(EXCERPTED RECORDS)

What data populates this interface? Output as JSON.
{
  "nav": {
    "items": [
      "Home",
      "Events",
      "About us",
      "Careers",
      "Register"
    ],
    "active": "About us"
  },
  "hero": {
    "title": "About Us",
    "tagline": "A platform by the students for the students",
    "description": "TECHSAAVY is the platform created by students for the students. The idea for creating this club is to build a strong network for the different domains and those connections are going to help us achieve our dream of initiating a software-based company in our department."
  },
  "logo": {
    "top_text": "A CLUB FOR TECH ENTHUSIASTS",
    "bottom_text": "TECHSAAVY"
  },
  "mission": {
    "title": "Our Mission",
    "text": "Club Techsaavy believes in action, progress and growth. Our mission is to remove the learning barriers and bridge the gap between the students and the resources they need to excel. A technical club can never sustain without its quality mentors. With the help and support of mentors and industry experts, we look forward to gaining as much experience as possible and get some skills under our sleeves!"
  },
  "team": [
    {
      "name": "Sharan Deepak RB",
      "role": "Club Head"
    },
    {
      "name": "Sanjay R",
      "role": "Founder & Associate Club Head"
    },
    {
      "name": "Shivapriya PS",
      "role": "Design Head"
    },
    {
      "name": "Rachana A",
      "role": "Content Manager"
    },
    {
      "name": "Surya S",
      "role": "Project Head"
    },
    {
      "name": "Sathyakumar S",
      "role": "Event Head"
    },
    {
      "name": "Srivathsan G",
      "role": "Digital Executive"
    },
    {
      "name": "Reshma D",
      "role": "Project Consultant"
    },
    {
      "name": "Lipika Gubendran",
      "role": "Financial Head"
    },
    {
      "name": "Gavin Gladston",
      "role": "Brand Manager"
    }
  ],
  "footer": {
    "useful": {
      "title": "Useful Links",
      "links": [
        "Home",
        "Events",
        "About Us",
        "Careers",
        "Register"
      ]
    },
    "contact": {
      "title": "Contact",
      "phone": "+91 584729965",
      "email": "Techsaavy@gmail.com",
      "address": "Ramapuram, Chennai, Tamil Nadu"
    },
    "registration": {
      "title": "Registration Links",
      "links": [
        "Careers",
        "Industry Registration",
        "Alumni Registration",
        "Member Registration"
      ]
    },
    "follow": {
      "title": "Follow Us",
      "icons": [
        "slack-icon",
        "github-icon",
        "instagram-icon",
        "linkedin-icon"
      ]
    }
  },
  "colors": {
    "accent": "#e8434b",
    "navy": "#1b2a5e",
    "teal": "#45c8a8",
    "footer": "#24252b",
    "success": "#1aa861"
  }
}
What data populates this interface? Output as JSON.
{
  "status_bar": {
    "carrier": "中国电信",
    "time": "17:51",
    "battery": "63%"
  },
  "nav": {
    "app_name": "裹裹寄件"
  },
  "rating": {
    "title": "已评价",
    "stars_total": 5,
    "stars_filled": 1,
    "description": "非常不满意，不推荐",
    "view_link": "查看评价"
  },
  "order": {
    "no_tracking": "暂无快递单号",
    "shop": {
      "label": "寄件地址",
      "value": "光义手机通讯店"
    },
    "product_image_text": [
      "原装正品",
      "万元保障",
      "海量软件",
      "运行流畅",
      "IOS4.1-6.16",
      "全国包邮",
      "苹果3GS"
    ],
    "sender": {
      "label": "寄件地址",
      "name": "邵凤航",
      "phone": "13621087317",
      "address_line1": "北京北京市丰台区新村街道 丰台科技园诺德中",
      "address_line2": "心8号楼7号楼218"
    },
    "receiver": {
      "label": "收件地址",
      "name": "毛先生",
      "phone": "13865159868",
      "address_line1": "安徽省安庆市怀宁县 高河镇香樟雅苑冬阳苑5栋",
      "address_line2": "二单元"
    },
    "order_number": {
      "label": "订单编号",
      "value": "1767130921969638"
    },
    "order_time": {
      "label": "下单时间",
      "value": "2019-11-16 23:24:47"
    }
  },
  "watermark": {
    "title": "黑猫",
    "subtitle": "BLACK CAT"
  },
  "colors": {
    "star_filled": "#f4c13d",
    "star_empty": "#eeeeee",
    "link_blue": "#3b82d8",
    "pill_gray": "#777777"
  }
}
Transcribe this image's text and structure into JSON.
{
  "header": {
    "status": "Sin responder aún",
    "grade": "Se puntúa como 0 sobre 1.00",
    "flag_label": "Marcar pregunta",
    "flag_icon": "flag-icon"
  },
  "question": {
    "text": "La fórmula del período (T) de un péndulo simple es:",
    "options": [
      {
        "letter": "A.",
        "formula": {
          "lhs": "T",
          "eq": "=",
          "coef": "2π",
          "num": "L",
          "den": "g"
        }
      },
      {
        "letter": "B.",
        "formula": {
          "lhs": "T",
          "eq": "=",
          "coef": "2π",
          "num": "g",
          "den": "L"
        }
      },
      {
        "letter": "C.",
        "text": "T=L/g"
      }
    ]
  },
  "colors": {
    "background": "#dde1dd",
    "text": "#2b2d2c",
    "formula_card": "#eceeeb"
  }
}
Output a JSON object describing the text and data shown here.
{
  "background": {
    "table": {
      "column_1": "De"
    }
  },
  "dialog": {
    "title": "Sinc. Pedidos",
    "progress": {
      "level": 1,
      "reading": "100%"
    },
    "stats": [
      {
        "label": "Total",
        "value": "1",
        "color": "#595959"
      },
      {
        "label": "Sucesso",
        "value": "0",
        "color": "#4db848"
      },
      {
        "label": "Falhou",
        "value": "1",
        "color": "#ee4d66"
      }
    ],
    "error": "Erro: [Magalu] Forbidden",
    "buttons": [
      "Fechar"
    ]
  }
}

(WHAT IS REQUIRED)
Extract, exactly, the lines above that begin at the line containing "Output a JSON" and end at the final line of the records; add no other text.

(WRITTEN ANSWER)
Output a JSON object describing the text and data shown here.
{
  "background": {
    "table": {
      "column_1": "De"
    }
  },
  "dialog": {
    "title": "Sinc. Pedidos",
    "progress": {
      "level": 1,
      "reading": "100%"
    },
    "stats": [
      {
        "label": "Total",
        "value": "1",
        "color": "#595959"
      },
      {
        "label": "Sucesso",
        "value": "0",
        "color": "#4db848"
      },
      {
        "label": "Falhou",
        "value": "1",
        "color": "#ee4d66"
      }
    ],
    "error": "Erro: [Magalu] Forbidden",
    "buttons": [
      "Fechar"
    ]
  }
}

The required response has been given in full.